** START **

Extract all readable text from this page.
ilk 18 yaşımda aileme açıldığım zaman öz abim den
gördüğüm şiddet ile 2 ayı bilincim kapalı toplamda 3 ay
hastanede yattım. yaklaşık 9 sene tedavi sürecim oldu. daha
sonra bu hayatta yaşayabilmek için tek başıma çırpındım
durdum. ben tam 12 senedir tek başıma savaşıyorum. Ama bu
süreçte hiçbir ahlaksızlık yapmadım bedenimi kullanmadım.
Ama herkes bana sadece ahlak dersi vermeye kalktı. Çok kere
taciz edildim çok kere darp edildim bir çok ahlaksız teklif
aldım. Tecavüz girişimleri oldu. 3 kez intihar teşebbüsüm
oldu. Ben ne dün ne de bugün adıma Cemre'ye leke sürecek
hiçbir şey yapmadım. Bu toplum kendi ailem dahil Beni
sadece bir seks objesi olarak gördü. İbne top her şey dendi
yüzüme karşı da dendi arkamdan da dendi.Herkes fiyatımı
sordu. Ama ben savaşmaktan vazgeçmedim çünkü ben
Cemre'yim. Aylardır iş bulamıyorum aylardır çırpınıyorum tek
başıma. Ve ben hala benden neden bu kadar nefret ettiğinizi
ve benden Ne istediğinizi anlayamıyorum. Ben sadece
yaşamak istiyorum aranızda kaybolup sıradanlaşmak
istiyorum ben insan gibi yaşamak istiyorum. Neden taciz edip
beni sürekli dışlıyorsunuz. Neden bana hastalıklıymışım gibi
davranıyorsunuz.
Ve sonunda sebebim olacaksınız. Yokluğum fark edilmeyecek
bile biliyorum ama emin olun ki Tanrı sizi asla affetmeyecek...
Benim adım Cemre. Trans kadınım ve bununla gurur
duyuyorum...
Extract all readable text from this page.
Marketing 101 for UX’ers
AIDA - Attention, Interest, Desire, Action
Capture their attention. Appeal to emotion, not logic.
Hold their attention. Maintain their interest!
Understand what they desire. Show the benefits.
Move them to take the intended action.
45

** END **

> _TASK TO COMPLETE_
Gather from the records above every line containing the string "oldu".

> _ANSWER TO THIS PROBLEM_
hastanede yattım. yaklaşık 9 sene tedavi sürecim oldu. daha
aldım. Tecavüz girişimleri oldu. 3 kez intihar teşebbüsüm
oldu. Ben ne dün ne de bugün adıma Cemre'ye leke sürecek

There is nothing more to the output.